WHAT YOU HAVE TO DO
In the listing below, count the lines containing the string "Gasification" and state only the number.

AVAILABLE DATA
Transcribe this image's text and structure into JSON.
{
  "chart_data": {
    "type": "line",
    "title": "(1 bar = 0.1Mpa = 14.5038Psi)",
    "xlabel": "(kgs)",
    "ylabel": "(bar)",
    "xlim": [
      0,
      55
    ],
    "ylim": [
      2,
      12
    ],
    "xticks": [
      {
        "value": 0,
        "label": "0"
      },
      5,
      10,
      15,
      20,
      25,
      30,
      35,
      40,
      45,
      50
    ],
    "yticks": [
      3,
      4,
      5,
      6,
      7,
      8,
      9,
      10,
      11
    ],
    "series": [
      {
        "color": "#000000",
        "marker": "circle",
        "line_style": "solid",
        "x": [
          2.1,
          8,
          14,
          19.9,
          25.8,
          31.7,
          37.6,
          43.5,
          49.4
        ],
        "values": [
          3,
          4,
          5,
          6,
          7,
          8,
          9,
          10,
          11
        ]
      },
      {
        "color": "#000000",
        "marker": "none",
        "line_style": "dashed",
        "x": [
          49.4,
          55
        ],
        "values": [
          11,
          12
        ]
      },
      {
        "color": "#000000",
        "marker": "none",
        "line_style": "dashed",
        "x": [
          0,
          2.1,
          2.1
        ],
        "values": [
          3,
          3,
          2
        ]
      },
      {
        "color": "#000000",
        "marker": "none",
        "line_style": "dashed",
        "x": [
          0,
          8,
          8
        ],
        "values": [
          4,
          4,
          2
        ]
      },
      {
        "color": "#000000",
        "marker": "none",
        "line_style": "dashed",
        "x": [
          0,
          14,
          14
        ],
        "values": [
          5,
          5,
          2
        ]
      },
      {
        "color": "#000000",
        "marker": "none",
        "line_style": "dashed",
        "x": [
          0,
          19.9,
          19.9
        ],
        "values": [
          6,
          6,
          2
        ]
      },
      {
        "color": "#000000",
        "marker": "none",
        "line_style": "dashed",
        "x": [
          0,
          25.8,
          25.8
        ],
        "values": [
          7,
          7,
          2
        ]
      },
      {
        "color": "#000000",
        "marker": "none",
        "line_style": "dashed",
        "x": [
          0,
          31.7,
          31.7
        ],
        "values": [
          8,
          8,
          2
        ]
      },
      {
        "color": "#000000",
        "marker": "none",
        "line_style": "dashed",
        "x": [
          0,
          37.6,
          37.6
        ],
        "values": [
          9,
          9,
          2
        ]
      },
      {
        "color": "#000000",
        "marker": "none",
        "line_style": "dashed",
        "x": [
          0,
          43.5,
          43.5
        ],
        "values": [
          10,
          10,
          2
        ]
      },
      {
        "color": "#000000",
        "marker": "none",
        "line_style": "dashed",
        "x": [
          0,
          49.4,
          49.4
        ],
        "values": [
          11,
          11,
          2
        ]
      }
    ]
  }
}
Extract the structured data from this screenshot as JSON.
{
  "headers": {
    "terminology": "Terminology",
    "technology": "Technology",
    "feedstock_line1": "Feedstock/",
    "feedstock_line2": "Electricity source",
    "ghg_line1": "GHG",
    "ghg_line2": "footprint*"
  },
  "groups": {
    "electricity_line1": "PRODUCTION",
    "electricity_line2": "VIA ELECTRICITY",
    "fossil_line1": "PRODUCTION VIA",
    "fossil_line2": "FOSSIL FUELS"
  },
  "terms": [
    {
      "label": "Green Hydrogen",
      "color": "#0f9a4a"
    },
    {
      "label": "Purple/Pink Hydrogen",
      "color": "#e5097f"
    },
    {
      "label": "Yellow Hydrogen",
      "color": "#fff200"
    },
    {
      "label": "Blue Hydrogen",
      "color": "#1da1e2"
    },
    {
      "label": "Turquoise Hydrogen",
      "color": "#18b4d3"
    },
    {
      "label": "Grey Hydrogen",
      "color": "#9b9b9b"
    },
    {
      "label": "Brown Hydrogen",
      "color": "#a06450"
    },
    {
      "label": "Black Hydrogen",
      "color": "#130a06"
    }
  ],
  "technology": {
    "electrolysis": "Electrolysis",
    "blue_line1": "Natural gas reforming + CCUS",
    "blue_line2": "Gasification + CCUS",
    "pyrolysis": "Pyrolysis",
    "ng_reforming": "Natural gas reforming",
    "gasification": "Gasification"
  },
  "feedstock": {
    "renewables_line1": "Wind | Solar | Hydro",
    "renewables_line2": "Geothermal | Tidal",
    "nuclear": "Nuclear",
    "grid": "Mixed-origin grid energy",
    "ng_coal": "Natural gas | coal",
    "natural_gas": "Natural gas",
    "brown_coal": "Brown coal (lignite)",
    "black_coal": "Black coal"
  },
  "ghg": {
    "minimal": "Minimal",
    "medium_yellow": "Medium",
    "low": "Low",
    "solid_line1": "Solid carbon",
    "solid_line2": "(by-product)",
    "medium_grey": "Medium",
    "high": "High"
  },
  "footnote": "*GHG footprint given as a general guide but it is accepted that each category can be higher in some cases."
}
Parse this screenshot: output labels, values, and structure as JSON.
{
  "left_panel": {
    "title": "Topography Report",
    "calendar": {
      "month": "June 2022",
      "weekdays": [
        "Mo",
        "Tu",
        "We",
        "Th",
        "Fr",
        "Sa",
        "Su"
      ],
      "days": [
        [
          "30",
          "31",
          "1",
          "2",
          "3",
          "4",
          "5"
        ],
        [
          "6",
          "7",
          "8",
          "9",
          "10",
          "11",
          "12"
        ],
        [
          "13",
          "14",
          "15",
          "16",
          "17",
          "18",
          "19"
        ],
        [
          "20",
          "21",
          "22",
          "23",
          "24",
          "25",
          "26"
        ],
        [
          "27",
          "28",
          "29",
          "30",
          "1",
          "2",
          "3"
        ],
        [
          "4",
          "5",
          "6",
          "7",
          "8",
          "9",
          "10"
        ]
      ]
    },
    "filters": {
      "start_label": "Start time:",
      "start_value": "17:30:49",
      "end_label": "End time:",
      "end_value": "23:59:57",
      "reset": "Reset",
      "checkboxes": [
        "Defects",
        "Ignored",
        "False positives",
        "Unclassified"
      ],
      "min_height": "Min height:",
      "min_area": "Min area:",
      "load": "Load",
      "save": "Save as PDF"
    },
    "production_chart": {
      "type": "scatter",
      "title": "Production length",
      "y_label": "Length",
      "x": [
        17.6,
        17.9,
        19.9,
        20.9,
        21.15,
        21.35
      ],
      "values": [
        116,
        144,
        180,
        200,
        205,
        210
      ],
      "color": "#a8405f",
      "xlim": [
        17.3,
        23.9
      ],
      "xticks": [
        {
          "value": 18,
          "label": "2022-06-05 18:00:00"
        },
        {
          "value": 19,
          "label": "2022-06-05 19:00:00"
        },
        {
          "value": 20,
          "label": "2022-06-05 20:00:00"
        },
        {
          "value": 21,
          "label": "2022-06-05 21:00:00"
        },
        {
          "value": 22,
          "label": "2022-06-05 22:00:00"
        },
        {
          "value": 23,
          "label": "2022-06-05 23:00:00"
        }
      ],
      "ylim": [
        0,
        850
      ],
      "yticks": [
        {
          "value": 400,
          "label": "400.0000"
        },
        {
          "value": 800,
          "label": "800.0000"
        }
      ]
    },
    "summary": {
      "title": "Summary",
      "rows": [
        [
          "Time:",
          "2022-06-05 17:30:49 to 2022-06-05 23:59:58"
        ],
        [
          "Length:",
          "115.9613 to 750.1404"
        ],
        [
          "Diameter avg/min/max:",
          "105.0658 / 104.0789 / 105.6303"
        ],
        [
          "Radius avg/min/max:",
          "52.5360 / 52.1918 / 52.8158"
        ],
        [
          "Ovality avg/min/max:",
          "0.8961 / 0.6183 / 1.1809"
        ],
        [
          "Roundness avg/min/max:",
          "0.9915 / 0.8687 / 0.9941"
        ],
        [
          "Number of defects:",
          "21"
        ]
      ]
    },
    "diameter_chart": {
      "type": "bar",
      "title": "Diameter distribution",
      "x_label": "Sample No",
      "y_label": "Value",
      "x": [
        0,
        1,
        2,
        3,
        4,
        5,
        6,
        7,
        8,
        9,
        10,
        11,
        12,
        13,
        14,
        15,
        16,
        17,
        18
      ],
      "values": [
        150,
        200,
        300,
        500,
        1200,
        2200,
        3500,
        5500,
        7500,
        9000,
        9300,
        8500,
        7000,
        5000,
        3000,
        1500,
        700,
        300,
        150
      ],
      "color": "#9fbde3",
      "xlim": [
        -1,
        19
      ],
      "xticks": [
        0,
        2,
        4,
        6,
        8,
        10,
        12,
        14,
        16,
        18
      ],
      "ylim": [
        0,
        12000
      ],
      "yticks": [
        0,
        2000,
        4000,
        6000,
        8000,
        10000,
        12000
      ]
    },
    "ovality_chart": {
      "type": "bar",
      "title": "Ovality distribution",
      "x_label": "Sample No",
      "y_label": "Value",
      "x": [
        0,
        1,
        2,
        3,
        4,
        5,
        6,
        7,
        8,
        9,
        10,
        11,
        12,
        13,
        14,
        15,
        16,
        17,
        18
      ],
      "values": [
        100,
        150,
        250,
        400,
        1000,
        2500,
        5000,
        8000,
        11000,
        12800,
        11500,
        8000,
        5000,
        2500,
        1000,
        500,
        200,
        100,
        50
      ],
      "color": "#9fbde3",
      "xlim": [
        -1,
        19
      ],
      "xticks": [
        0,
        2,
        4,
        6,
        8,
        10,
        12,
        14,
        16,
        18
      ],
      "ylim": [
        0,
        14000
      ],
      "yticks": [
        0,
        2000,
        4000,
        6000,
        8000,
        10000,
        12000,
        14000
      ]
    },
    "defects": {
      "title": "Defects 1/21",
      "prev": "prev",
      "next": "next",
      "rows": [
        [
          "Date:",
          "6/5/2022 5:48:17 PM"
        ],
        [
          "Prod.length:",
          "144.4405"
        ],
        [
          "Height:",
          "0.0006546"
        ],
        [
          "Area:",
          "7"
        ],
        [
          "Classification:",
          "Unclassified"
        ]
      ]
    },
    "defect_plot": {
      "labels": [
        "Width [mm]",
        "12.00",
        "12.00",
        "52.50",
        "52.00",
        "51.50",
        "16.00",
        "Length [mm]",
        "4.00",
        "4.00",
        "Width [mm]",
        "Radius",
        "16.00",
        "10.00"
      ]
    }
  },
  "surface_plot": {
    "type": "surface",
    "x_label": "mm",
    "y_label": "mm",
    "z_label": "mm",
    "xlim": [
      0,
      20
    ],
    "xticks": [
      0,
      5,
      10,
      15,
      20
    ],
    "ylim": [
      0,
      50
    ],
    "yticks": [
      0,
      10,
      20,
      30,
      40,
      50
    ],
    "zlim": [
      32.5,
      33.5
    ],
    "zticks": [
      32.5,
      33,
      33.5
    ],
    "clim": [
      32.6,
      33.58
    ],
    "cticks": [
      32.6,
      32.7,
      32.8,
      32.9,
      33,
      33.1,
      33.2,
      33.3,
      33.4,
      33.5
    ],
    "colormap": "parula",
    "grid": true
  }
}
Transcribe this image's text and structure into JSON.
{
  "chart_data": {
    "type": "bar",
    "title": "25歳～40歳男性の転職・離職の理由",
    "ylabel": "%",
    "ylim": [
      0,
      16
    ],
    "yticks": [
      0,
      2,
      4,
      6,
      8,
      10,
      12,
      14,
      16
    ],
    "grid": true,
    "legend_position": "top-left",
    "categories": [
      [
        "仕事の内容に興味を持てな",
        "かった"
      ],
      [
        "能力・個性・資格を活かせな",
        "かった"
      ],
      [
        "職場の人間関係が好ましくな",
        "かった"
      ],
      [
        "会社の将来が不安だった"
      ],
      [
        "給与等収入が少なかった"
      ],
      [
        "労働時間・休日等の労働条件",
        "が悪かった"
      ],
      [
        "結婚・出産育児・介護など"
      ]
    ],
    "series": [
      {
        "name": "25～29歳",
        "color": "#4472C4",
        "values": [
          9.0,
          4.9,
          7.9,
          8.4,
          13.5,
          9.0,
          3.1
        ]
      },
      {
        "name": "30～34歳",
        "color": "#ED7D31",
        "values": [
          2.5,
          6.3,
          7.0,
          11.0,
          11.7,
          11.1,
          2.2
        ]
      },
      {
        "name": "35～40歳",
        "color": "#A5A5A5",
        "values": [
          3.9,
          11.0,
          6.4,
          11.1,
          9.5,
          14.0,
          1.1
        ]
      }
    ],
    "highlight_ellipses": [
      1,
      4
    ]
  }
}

PROBLEM SOLUTION
2